Work to complete: All of the records below should be output exactly.
** begin **
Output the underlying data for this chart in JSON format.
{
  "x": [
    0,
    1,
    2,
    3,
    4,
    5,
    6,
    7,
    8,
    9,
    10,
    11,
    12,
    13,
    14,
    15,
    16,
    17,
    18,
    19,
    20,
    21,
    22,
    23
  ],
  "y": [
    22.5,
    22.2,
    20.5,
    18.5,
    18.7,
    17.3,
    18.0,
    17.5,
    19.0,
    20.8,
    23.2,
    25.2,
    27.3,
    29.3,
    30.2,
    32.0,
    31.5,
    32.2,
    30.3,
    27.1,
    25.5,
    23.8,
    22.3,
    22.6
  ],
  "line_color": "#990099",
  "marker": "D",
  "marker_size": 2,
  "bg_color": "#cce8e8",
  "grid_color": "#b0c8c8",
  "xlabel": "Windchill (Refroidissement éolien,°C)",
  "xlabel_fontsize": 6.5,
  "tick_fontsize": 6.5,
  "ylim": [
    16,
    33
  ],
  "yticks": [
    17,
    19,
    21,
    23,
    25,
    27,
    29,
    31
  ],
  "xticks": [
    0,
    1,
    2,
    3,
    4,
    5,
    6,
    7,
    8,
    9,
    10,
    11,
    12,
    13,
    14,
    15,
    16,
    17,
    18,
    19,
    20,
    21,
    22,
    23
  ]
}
** end **
Exercise solution:
Output the underlying data for this chart in JSON format.
{
  "x": [
    0,
    1,
    2,
    3,
    4,
    5,
    6,
    7,
    8,
    9,
    10,
    11,
    12,
    13,
    14,
    15,
    16,
    17,
    18,
    19,
    20,
    21,
    22,
    23
  ],
  "y": [
    22.5,
    22.2,
    20.5,
    18.5,
    18.7,
    17.3,
    18.0,
    17.5,
    19.0,
    20.8,
    23.2,
    25.2,
    27.3,
    29.3,
    30.2,
    32.0,
    31.5,
    32.2,
    30.3,
    27.1,
    25.5,
    23.8,
    22.3,
    22.6
  ],
  "line_color": "#990099",
  "marker": "D",
  "marker_size": 2,
  "bg_color": "#cce8e8",
  "grid_color": "#b0c8c8",
  "xlabel": "Windchill (Refroidissement éolien,°C)",
  "xlabel_fontsize": 6.5,
  "tick_fontsize": 6.5,
  "ylim": [
    16,
    33
  ],
  "yticks": [
    17,
    19,
    21,
    23,
    25,
    27,
    29,
    31
  ],
  "xticks": [
    0,
    1,
    2,
    3,
    4,
    5,
    6,
    7,
    8,
    9,
    10,
    11,
    12,
    13,
    14,
    15,
    16,
    17,
    18,
    19,
    20,
    21,
    22,
    23
  ]
}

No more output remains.